Stored entries
+++++

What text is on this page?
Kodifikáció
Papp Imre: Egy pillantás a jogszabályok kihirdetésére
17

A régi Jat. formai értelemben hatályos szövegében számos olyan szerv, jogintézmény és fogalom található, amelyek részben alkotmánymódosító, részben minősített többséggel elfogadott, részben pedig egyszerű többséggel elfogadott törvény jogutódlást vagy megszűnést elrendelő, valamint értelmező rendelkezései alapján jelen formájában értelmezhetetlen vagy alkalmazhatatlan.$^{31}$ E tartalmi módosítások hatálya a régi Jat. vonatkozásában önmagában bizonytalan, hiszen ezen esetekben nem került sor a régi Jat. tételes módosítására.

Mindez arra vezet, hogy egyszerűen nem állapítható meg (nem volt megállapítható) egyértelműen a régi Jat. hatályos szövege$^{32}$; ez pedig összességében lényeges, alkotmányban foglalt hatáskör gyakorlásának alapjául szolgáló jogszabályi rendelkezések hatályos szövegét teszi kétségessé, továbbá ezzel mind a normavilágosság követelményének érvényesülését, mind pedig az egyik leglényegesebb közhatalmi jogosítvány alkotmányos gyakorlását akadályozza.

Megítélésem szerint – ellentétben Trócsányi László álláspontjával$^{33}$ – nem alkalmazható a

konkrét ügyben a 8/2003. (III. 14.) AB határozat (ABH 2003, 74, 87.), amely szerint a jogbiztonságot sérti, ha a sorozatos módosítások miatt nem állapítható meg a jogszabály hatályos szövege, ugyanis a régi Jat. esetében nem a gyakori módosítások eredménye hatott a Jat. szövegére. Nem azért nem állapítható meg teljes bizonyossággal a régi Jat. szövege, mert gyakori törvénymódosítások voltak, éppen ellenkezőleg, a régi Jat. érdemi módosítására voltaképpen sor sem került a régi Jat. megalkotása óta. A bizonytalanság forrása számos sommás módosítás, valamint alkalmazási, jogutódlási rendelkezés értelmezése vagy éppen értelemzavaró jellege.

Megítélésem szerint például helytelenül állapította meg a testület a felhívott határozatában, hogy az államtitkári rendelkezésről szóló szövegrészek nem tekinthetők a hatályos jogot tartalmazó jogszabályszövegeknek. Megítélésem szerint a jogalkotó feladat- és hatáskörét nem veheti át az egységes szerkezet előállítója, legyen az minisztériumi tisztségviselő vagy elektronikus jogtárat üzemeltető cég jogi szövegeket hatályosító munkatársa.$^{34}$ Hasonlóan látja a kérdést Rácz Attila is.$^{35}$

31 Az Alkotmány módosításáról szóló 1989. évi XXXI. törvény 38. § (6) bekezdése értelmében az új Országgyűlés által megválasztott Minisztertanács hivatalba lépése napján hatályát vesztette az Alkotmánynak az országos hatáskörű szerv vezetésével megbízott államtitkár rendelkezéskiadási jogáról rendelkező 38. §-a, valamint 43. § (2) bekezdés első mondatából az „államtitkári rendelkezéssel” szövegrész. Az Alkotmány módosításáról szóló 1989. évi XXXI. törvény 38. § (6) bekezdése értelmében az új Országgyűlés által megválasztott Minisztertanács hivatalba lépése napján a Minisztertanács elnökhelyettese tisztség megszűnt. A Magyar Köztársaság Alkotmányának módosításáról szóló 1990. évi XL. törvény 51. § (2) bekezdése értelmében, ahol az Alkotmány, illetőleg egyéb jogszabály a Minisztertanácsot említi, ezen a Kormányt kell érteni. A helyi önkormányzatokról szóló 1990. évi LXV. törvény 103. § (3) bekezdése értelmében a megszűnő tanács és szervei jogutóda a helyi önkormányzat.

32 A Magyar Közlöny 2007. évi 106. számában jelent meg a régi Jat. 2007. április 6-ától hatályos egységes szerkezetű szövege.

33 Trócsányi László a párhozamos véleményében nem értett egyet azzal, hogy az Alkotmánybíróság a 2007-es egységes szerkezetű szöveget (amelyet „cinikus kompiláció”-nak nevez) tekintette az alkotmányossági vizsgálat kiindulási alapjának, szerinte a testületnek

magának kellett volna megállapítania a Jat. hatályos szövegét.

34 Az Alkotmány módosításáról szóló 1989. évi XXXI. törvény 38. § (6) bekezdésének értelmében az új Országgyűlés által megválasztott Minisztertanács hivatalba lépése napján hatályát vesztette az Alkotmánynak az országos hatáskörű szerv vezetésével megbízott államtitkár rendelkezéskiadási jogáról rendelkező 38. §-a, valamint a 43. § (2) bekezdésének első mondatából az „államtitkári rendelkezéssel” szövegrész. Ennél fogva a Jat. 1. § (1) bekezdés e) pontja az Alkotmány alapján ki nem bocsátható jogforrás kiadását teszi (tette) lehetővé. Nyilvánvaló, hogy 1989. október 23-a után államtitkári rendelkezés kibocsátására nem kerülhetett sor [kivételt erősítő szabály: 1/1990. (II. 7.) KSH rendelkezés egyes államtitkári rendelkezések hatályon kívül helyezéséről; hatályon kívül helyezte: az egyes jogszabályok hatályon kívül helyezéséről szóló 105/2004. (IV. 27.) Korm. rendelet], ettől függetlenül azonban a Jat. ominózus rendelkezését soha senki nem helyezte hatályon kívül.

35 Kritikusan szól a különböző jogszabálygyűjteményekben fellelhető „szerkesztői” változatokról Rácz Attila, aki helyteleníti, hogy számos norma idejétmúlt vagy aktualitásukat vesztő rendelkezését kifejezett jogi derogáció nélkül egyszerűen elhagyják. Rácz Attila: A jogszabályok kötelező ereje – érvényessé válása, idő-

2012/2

+++++

**Aim**
Gather and return every line that holds the string "Trócsányi".

**Answer to this exercise**
Megítélésem szerint – ellentétben Trócsányi László álláspontjával$^{33}$ – nem alkalmazható a
33 Trócsányi László a párhozamos véleményében nem értett egyet azzal, hogy az Alkotmánybíróság a 2007-es egységes szerkezetű szöveget (amelyet „cinikus kompiláció”-nak nevez) tekintette az alkotmányossági vizsgálat kiindulási alapjának, szerinte a testületnek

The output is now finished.